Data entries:
□ □ □ □

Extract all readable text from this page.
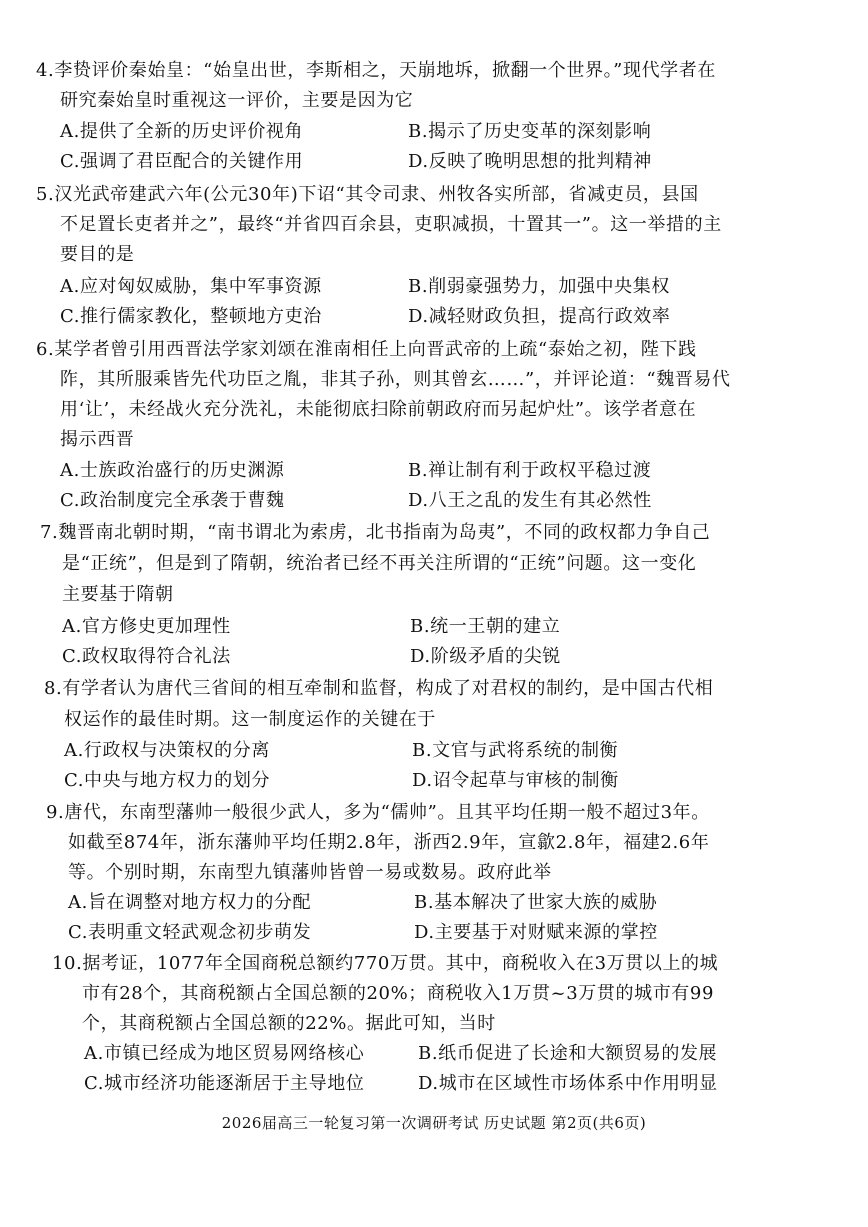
4.李贽评价秦始皇：“始皇出世，李斯相之，天崩地坼，掀翻一个世界。”现代学者在
研究秦始皇时重视这一评价，主要是因为它
A.提供了全新的历史评价视角	B.揭示了历史变革的深刻影响
C.强调了君臣配合的关键作用	D.反映了晚明思想的批判精神
5.汉光武帝建武六年(公元30年)下诏“其令司隶、州牧各实所部，省减吏员，县国
不足置长吏者并之”，最终“并省四百余县，吏职减损，十置其一”。这一举措的主
要目的是
A.应对匈奴威胁，集中军事资源	B.削弱豪强势力，加强中央集权
C.推行儒家教化，整顿地方吏治	D.减轻财政负担，提高行政效率
6.某学者曾引用西晋法学家刘颂在淮南相任上向晋武帝的上疏“泰始之初，陛下践
阼，其所服乘皆先代功臣之胤，非其子孙，则其曾玄……”，并评论道：“魏晋易代
用‘让’，未经战火充分洗礼，未能彻底扫除前朝政府而另起炉灶”。该学者意在
揭示西晋
A.士族政治盛行的历史渊源	B.禅让制有利于政权平稳过渡
C.政治制度完全承袭于曹魏	D.八王之乱的发生有其必然性
7.魏晋南北朝时期，“南书谓北为索虏，北书指南为岛夷”，不同的政权都力争自己
是“正统”，但是到了隋朝，统治者已经不再关注所谓的“正统”问题。这一变化
主要基于隋朝
A.官方修史更加理性	B.统一王朝的建立
C.政权取得符合礼法	D.阶级矛盾的尖锐
8.有学者认为唐代三省间的相互牵制和监督，构成了对君权的制约，是中国古代相
权运作的最佳时期。这一制度运作的关键在于
A.行政权与决策权的分离	B.文官与武将系统的制衡
C.中央与地方权力的划分	D.诏令起草与审核的制衡
9.唐代，东南型藩帅一般很少武人，多为“儒帅”。且其平均任期一般不超过3年。
如截至874年，浙东藩帅平均任期2.8年，浙西2.9年，宣歙2.8年，福建2.6年
等。个别时期，东南型九镇藩帅皆曾一易或数易。政府此举
A.旨在调整对地方权力的分配	B.基本解决了世家大族的威胁
C.表明重文轻武观念初步萌发	D.主要基于对财赋来源的掌控
10.据考证，1077年全国商税总额约770万贯。其中，商税收入在3万贯以上的城
市有28个，其商税额占全国总额的20%；商税收入1万贯~3万贯的城市有99
个，其商税额占全国总额的22%。据此可知，当时
A.市镇已经成为地区贸易网络核心	B.纸币促进了长途和大额贸易的发展
C.城市经济功能逐渐居于主导地位	D.城市在区域性市场体系中作用明显
2026届高三一轮复习第一次调研考试 历史试题 第2页(共6页)
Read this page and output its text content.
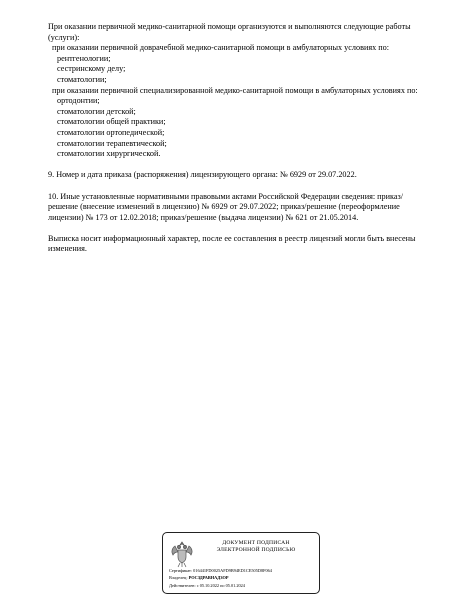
При оказании первичной медико-санитарной помощи организуются и выполняются следующие работы (услуги):

при оказании первичной доврачебной медико-санитарной помощи в амбулаторных условиях по:

рентгенологии;

сестринскому делу;

стоматологии;

при оказании первичной специализированной медико-санитарной помощи в амбулаторных условиях по:

ортодонтии;

стоматологии детской;

стоматологии общей практики;

стоматологии ортопедической;

стоматологии терапевтической;

стоматологии хирургической.

9. Номер и дата приказа (распоряжения) лицензирующего органа: № 6929 от 29.07.2022.

10. Иные установленные нормативными правовыми актами Российской Федерации сведения: приказ/решение (внесение изменений в лицензию) № 6929 от 29.07.2022; приказ/решение (переоформление лицензии) № 173 от 12.02.2018; приказ/решение (выдача лицензии) № 621 от 21.05.2014.

Выписка носит информационный характер, после ее составления в реестр лицензий могли быть внесены изменения.

ДОКУМЕНТ ПОДПИСАН
ЭЛЕКТРОННОЙ ПОДПИСЬЮ
Сертификат: 016441FD0025AFD9B94ED1CE505D8F064
Владелец: РОСЗДРАВНАДЗОР
Действителен: с 05.10.2022 по 05.01.2024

□ □ □ □

■ Exercise brief
Omit any images, then output the listing exactly.

■ Output below
Extract all readable text from this page.
4.李贽评价秦始皇：“始皇出世，李斯相之，天崩地坼，掀翻一个世界。”现代学者在
研究秦始皇时重视这一评价，主要是因为它
A.提供了全新的历史评价视角	B.揭示了历史变革的深刻影响
C.强调了君臣配合的关键作用	D.反映了晚明思想的批判精神
5.汉光武帝建武六年(公元30年)下诏“其令司隶、州牧各实所部，省减吏员，县国
不足置长吏者并之”，最终“并省四百余县，吏职减损，十置其一”。这一举措的主
要目的是
A.应对匈奴威胁，集中军事资源	B.削弱豪强势力，加强中央集权
C.推行儒家教化，整顿地方吏治	D.减轻财政负担，提高行政效率
6.某学者曾引用西晋法学家刘颂在淮南相任上向晋武帝的上疏“泰始之初，陛下践
阼，其所服乘皆先代功臣之胤，非其子孙，则其曾玄……”，并评论道：“魏晋易代
用‘让’，未经战火充分洗礼，未能彻底扫除前朝政府而另起炉灶”。该学者意在
揭示西晋
A.士族政治盛行的历史渊源	B.禅让制有利于政权平稳过渡
C.政治制度完全承袭于曹魏	D.八王之乱的发生有其必然性
7.魏晋南北朝时期，“南书谓北为索虏，北书指南为岛夷”，不同的政权都力争自己
是“正统”，但是到了隋朝，统治者已经不再关注所谓的“正统”问题。这一变化
主要基于隋朝
A.官方修史更加理性	B.统一王朝的建立
C.政权取得符合礼法	D.阶级矛盾的尖锐
8.有学者认为唐代三省间的相互牵制和监督，构成了对君权的制约，是中国古代相
权运作的最佳时期。这一制度运作的关键在于
A.行政权与决策权的分离	B.文官与武将系统的制衡
C.中央与地方权力的划分	D.诏令起草与审核的制衡
9.唐代，东南型藩帅一般很少武人，多为“儒帅”。且其平均任期一般不超过3年。
如截至874年，浙东藩帅平均任期2.8年，浙西2.9年，宣歙2.8年，福建2.6年
等。个别时期，东南型九镇藩帅皆曾一易或数易。政府此举
A.旨在调整对地方权力的分配	B.基本解决了世家大族的威胁
C.表明重文轻武观念初步萌发	D.主要基于对财赋来源的掌控
10.据考证，1077年全国商税总额约770万贯。其中，商税收入在3万贯以上的城
市有28个，其商税额占全国总额的20%；商税收入1万贯~3万贯的城市有99
个，其商税额占全国总额的22%。据此可知，当时
A.市镇已经成为地区贸易网络核心	B.纸币促进了长途和大额贸易的发展
C.城市经济功能逐渐居于主导地位	D.城市在区域性市场体系中作用明显
2026届高三一轮复习第一次调研考试 历史试题 第2页(共6页)
Read this page and output its text content.
При оказании первичной медико-санитарной помощи организуются и выполняются следующие работы (услуги):

при оказании первичной доврачебной медико-санитарной помощи в амбулаторных условиях по:

рентгенологии;

сестринскому делу;

стоматологии;

при оказании первичной специализированной медико-санитарной помощи в амбулаторных условиях по:

ортодонтии;

стоматологии детской;

стоматологии общей практики;

стоматологии ортопедической;

стоматологии терапевтической;

стоматологии хирургической.

9. Номер и дата приказа (распоряжения) лицензирующего органа: № 6929 от 29.07.2022.

10. Иные установленные нормативными правовыми актами Российской Федерации сведения: приказ/решение (внесение изменений в лицензию) № 6929 от 29.07.2022; приказ/решение (переоформление лицензии) № 173 от 12.02.2018; приказ/решение (выдача лицензии) № 621 от 21.05.2014.

Выписка носит информационный характер, после ее составления в реестр лицензий могли быть внесены изменения.

ДОКУМЕНТ ПОДПИСАН
ЭЛЕКТРОННОЙ ПОДПИСЬЮ
Сертификат: 016441FD0025AFD9B94ED1CE505D8F064
Владелец: РОСЗДРАВНАДЗОР
Действителен: с 05.10.2022 по 05.01.2024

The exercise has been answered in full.